Each line below is to be written out in full, exactly as shown.

----------------------------------------

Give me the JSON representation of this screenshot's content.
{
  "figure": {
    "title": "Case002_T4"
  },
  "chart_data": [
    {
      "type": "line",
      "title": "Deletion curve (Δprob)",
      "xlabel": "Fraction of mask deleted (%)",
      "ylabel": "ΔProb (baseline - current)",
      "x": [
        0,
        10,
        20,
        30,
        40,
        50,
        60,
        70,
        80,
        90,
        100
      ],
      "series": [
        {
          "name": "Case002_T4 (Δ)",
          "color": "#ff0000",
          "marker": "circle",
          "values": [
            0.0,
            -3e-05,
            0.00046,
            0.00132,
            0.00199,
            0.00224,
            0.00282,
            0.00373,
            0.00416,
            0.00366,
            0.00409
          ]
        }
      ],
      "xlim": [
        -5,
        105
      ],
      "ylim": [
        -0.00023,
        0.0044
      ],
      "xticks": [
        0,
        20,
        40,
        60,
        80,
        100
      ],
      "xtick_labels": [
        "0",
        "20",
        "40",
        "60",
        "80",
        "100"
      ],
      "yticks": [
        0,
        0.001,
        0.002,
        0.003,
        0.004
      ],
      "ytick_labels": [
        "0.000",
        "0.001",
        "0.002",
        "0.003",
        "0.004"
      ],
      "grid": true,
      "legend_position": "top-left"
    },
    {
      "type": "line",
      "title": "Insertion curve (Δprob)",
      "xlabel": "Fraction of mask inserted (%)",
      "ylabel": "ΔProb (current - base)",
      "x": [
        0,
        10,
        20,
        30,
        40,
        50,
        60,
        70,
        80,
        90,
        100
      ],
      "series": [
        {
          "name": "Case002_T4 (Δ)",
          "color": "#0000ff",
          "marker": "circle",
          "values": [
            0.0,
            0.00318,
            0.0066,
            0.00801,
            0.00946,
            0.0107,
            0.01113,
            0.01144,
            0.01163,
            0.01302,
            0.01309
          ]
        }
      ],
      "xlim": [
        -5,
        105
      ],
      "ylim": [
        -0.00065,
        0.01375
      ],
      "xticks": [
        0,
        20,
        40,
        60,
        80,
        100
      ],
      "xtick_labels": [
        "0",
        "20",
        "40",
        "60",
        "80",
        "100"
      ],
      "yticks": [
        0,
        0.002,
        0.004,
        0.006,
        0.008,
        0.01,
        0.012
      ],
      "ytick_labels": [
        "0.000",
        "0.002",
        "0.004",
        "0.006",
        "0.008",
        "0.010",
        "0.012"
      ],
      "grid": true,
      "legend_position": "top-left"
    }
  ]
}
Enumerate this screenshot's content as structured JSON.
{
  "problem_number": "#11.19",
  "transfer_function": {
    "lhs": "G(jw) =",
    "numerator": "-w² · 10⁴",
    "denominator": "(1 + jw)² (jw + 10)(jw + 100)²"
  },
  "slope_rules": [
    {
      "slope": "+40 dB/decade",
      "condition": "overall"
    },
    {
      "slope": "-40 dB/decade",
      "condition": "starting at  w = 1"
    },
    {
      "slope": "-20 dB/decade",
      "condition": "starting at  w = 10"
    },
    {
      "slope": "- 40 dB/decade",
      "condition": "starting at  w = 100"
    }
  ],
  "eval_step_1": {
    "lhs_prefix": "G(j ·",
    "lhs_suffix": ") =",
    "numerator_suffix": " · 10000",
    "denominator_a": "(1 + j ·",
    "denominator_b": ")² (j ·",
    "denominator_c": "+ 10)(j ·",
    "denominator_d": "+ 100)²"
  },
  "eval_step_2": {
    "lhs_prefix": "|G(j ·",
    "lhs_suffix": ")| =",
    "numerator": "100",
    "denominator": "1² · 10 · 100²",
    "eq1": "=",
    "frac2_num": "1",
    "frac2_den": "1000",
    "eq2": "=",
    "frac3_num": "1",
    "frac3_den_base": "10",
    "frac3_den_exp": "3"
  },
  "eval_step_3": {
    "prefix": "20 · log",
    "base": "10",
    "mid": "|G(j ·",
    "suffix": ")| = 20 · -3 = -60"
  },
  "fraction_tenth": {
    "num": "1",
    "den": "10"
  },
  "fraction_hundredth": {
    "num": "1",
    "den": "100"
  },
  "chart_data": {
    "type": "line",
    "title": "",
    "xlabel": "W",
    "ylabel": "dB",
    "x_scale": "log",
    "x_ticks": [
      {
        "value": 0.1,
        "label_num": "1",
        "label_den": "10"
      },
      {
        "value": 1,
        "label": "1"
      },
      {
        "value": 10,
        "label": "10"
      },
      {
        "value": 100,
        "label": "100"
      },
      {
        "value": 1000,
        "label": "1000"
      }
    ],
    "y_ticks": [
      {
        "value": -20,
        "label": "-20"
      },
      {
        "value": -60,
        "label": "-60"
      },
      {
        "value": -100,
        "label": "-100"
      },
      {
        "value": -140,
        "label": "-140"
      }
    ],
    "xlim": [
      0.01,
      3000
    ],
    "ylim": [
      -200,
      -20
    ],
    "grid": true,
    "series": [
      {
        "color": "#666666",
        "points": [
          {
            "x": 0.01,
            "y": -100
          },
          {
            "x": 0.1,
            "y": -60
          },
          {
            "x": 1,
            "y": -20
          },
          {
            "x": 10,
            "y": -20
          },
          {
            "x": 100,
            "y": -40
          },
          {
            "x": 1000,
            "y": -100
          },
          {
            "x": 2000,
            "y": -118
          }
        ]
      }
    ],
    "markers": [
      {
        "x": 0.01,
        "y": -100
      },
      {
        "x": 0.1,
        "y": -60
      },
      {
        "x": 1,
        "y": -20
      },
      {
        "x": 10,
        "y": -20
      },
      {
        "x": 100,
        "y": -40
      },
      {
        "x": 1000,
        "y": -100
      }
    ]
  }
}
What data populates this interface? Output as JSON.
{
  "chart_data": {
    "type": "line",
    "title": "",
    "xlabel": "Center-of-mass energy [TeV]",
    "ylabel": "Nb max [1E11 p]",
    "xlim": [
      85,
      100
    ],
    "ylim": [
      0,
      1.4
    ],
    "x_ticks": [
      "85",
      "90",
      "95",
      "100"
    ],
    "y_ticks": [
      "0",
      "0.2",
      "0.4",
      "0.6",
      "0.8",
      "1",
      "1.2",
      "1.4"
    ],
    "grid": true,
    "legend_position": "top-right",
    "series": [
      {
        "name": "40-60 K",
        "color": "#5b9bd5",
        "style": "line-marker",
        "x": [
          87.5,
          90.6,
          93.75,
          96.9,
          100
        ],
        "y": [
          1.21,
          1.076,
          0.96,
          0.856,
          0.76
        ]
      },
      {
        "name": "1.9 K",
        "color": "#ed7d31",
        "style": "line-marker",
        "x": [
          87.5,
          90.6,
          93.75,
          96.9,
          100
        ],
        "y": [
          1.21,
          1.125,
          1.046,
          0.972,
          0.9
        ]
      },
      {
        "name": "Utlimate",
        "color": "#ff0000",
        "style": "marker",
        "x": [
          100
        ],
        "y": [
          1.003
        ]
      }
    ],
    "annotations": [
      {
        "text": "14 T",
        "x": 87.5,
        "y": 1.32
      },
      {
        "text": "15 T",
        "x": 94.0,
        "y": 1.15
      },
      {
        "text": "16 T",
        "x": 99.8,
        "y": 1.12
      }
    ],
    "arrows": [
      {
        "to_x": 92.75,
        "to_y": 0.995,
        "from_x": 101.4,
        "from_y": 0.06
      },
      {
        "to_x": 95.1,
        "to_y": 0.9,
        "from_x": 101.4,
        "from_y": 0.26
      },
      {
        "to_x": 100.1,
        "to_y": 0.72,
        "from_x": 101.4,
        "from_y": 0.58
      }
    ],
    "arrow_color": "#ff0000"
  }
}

----------------------------------------

*Full answer*:
Give me the JSON representation of this screenshot's content.
{
  "figure": {
    "title": "Case002_T4"
  },
  "chart_data": [
    {
      "type": "line",
      "title": "Deletion curve (Δprob)",
      "xlabel": "Fraction of mask deleted (%)",
      "ylabel": "ΔProb (baseline - current)",
      "x": [
        0,
        10,
        20,
        30,
        40,
        50,
        60,
        70,
        80,
        90,
        100
      ],
      "series": [
        {
          "name": "Case002_T4 (Δ)",
          "color": "#ff0000",
          "marker": "circle",
          "values": [
            0.0,
            -3e-05,
            0.00046,
            0.00132,
            0.00199,
            0.00224,
            0.00282,
            0.00373,
            0.00416,
            0.00366,
            0.00409
          ]
        }
      ],
      "xlim": [
        -5,
        105
      ],
      "ylim": [
        -0.00023,
        0.0044
      ],
      "xticks": [
        0,
        20,
        40,
        60,
        80,
        100
      ],
      "xtick_labels": [
        "0",
        "20",
        "40",
        "60",
        "80",
        "100"
      ],
      "yticks": [
        0,
        0.001,
        0.002,
        0.003,
        0.004
      ],
      "ytick_labels": [
        "0.000",
        "0.001",
        "0.002",
        "0.003",
        "0.004"
      ],
      "grid": true,
      "legend_position": "top-left"
    },
    {
      "type": "line",
      "title": "Insertion curve (Δprob)",
      "xlabel": "Fraction of mask inserted (%)",
      "ylabel": "ΔProb (current - base)",
      "x": [
        0,
        10,
        20,
        30,
        40,
        50,
        60,
        70,
        80,
        90,
        100
      ],
      "series": [
        {
          "name": "Case002_T4 (Δ)",
          "color": "#0000ff",
          "marker": "circle",
          "values": [
            0.0,
            0.00318,
            0.0066,
            0.00801,
            0.00946,
            0.0107,
            0.01113,
            0.01144,
            0.01163,
            0.01302,
            0.01309
          ]
        }
      ],
      "xlim": [
        -5,
        105
      ],
      "ylim": [
        -0.00065,
        0.01375
      ],
      "xticks": [
        0,
        20,
        40,
        60,
        80,
        100
      ],
      "xtick_labels": [
        "0",
        "20",
        "40",
        "60",
        "80",
        "100"
      ],
      "yticks": [
        0,
        0.002,
        0.004,
        0.006,
        0.008,
        0.01,
        0.012
      ],
      "ytick_labels": [
        "0.000",
        "0.002",
        "0.004",
        "0.006",
        "0.008",
        "0.010",
        "0.012"
      ],
      "grid": true,
      "legend_position": "top-left"
    }
  ]
}
Enumerate this screenshot's content as structured JSON.
{
  "problem_number": "#11.19",
  "transfer_function": {
    "lhs": "G(jw) =",
    "numerator": "-w² · 10⁴",
    "denominator": "(1 + jw)² (jw + 10)(jw + 100)²"
  },
  "slope_rules": [
    {
      "slope": "+40 dB/decade",
      "condition": "overall"
    },
    {
      "slope": "-40 dB/decade",
      "condition": "starting at  w = 1"
    },
    {
      "slope": "-20 dB/decade",
      "condition": "starting at  w = 10"
    },
    {
      "slope": "- 40 dB/decade",
      "condition": "starting at  w = 100"
    }
  ],
  "eval_step_1": {
    "lhs_prefix": "G(j ·",
    "lhs_suffix": ") =",
    "numerator_suffix": " · 10000",
    "denominator_a": "(1 + j ·",
    "denominator_b": ")² (j ·",
    "denominator_c": "+ 10)(j ·",
    "denominator_d": "+ 100)²"
  },
  "eval_step_2": {
    "lhs_prefix": "|G(j ·",
    "lhs_suffix": ")| =",
    "numerator": "100",
    "denominator": "1² · 10 · 100²",
    "eq1": "=",
    "frac2_num": "1",
    "frac2_den": "1000",
    "eq2": "=",
    "frac3_num": "1",
    "frac3_den_base": "10",
    "frac3_den_exp": "3"
  },
  "eval_step_3": {
    "prefix": "20 · log",
    "base": "10",
    "mid": "|G(j ·",
    "suffix": ")| = 20 · -3 = -60"
  },
  "fraction_tenth": {
    "num": "1",
    "den": "10"
  },
  "fraction_hundredth": {
    "num": "1",
    "den": "100"
  },
  "chart_data": {
    "type": "line",
    "title": "",
    "xlabel": "W",
    "ylabel": "dB",
    "x_scale": "log",
    "x_ticks": [
      {
        "value": 0.1,
        "label_num": "1",
        "label_den": "10"
      },
      {
        "value": 1,
        "label": "1"
      },
      {
        "value": 10,
        "label": "10"
      },
      {
        "value": 100,
        "label": "100"
      },
      {
        "value": 1000,
        "label": "1000"
      }
    ],
    "y_ticks": [
      {
        "value": -20,
        "label": "-20"
      },
      {
        "value": -60,
        "label": "-60"
      },
      {
        "value": -100,
        "label": "-100"
      },
      {
        "value": -140,
        "label": "-140"
      }
    ],
    "xlim": [
      0.01,
      3000
    ],
    "ylim": [
      -200,
      -20
    ],
    "grid": true,
    "series": [
      {
        "color": "#666666",
        "points": [
          {
            "x": 0.01,
            "y": -100
          },
          {
            "x": 0.1,
            "y": -60
          },
          {
            "x": 1,
            "y": -20
          },
          {
            "x": 10,
            "y": -20
          },
          {
            "x": 100,
            "y": -40
          },
          {
            "x": 1000,
            "y": -100
          },
          {
            "x": 2000,
            "y": -118
          }
        ]
      }
    ],
    "markers": [
      {
        "x": 0.01,
        "y": -100
      },
      {
        "x": 0.1,
        "y": -60
      },
      {
        "x": 1,
        "y": -20
      },
      {
        "x": 10,
        "y": -20
      },
      {
        "x": 100,
        "y": -40
      },
      {
        "x": 1000,
        "y": -100
      }
    ]
  }
}
What data populates this interface? Output as JSON.
{
  "chart_data": {
    "type": "line",
    "title": "",
    "xlabel": "Center-of-mass energy [TeV]",
    "ylabel": "Nb max [1E11 p]",
    "xlim": [
      85,
      100
    ],
    "ylim": [
      0,
      1.4
    ],
    "x_ticks": [
      "85",
      "90",
      "95",
      "100"
    ],
    "y_ticks": [
      "0",
      "0.2",
      "0.4",
      "0.6",
      "0.8",
      "1",
      "1.2",
      "1.4"
    ],
    "grid": true,
    "legend_position": "top-right",
    "series": [
      {
        "name": "40-60 K",
        "color": "#5b9bd5",
        "style": "line-marker",
        "x": [
          87.5,
          90.6,
          93.75,
          96.9,
          100
        ],
        "y": [
          1.21,
          1.076,
          0.96,
          0.856,
          0.76
        ]
      },
      {
        "name": "1.9 K",
        "color": "#ed7d31",
        "style": "line-marker",
        "x": [
          87.5,
          90.6,
          93.75,
          96.9,
          100
        ],
        "y": [
          1.21,
          1.125,
          1.046,
          0.972,
          0.9
        ]
      },
      {
        "name": "Utlimate",
        "color": "#ff0000",
        "style": "marker",
        "x": [
          100
        ],
        "y": [
          1.003
        ]
      }
    ],
    "annotations": [
      {
        "text": "14 T",
        "x": 87.5,
        "y": 1.32
      },
      {
        "text": "15 T",
        "x": 94.0,
        "y": 1.15
      },
      {
        "text": "16 T",
        "x": 99.8,
        "y": 1.12
      }
    ],
    "arrows": [
      {
        "to_x": 92.75,
        "to_y": 0.995,
        "from_x": 101.4,
        "from_y": 0.06
      },
      {
        "to_x": 95.1,
        "to_y": 0.9,
        "from_x": 101.4,
        "from_y": 0.26
      },
      {
        "to_x": 100.1,
        "to_y": 0.72,
        "from_x": 101.4,
        "from_y": 0.58
      }
    ],
    "arrow_color": "#ff0000"
  }
}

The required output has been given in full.